**TASK OBJECTIVE:** Give only the number of lines in the data that include the string "text".

**RECORD SET:**
<<<<
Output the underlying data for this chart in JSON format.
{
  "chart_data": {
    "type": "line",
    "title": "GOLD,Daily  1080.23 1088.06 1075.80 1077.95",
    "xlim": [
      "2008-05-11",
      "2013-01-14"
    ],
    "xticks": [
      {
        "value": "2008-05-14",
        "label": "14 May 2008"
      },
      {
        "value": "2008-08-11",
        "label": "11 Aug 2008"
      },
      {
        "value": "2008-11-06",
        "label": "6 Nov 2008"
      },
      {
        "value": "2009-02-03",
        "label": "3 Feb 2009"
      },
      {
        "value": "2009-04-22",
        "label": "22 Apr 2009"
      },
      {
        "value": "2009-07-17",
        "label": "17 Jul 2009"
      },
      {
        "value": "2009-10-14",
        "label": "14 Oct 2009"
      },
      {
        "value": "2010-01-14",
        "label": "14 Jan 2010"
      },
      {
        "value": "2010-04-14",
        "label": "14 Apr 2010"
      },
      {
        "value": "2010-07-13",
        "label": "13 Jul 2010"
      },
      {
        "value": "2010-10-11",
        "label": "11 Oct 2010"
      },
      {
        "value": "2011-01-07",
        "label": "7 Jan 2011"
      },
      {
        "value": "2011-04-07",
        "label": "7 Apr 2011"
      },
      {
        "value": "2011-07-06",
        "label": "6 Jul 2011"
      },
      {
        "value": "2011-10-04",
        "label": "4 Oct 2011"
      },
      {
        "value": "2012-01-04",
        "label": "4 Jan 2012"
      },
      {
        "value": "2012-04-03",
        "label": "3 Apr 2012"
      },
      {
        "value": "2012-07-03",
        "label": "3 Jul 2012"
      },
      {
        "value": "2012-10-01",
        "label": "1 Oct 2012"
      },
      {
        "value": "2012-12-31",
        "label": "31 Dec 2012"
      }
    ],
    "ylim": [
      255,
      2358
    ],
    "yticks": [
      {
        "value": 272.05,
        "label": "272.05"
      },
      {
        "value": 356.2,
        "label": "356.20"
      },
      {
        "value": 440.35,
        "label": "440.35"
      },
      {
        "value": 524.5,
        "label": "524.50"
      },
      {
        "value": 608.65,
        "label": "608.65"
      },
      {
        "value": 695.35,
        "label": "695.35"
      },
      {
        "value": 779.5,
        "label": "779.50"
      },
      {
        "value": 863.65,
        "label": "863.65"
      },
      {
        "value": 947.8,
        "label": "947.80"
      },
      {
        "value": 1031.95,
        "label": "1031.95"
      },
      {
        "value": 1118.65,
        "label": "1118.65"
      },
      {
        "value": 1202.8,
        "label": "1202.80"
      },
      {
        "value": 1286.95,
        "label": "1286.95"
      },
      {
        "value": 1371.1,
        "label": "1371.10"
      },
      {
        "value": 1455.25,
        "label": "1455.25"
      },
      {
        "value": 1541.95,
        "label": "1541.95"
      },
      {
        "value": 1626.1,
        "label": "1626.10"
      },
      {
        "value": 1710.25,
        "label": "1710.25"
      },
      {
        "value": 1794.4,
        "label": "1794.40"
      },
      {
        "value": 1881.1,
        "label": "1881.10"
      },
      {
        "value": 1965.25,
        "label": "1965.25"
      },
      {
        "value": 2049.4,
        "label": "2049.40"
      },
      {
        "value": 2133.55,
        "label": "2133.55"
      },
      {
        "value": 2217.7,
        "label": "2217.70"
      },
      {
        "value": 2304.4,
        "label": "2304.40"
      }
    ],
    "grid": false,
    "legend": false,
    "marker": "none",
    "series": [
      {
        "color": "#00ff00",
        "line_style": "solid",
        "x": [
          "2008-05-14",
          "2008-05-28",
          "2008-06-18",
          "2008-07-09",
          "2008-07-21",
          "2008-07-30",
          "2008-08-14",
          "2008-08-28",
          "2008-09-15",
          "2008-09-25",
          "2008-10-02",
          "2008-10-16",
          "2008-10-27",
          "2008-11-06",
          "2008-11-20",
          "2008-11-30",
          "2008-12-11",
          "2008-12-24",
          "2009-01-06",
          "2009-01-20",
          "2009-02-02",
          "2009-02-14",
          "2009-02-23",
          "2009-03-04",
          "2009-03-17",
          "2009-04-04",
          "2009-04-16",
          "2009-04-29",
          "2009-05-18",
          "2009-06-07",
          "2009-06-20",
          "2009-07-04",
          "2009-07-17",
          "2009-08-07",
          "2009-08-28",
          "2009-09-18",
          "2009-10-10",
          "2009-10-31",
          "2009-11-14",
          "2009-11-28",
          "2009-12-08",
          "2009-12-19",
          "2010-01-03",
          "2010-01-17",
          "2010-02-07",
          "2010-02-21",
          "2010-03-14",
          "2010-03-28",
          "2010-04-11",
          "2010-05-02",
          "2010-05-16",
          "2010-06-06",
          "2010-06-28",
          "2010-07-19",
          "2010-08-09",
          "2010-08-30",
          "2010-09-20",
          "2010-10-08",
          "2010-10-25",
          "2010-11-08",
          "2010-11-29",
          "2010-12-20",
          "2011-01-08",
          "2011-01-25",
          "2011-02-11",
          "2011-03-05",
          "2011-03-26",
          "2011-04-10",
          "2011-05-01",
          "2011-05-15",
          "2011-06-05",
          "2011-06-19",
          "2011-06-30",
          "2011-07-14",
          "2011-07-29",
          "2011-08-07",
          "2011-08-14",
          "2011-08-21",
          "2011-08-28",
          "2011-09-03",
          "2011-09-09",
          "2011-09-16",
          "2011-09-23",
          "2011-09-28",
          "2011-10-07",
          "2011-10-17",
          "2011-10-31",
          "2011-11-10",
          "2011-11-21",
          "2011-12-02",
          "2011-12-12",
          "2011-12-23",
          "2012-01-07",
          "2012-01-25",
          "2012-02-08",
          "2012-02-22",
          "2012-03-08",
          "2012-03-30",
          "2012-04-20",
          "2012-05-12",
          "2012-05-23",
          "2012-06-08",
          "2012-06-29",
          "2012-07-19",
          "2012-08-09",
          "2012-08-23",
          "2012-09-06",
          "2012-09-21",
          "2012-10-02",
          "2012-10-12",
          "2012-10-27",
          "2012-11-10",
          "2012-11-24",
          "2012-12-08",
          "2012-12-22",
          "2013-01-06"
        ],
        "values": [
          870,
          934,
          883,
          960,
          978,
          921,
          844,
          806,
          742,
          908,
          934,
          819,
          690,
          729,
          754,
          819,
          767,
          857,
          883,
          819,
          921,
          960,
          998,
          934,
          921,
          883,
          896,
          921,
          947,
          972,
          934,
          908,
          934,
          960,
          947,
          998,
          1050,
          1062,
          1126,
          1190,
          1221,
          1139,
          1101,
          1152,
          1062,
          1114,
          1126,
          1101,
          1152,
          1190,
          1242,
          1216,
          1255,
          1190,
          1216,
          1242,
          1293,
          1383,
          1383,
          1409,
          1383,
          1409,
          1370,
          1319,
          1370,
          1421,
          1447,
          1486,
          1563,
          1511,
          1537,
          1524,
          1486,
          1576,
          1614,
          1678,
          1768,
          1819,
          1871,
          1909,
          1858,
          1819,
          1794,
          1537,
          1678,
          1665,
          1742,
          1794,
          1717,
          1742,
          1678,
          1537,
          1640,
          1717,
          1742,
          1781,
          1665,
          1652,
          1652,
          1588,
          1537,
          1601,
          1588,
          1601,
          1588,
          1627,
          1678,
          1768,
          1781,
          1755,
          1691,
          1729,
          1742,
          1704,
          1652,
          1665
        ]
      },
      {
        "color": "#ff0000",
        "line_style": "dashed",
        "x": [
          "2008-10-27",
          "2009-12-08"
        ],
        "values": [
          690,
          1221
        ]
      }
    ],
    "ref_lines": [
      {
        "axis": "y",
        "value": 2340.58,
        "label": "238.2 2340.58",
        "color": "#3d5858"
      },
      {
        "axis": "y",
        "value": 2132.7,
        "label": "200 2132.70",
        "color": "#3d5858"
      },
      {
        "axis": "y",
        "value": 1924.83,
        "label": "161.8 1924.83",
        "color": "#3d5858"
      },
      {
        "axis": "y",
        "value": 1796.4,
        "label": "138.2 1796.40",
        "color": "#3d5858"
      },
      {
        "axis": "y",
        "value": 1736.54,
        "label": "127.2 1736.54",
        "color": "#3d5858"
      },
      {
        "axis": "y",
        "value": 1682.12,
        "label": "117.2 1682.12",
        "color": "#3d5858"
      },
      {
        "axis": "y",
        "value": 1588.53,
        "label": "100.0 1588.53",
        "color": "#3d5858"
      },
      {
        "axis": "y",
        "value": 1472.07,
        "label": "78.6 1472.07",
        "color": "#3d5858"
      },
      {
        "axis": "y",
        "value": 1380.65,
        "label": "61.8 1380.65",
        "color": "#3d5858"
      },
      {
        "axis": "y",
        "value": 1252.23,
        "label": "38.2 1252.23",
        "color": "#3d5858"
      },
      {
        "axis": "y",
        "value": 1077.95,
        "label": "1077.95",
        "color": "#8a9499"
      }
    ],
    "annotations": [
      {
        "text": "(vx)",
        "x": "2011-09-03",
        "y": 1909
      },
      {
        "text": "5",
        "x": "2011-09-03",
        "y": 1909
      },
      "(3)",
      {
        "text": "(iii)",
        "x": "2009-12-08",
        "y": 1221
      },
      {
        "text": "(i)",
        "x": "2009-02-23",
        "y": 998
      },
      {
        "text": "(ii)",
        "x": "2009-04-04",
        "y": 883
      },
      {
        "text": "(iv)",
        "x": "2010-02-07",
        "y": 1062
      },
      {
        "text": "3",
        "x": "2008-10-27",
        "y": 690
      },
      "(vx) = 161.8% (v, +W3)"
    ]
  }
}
>>>>
**SOLVED EXERCISE:** 7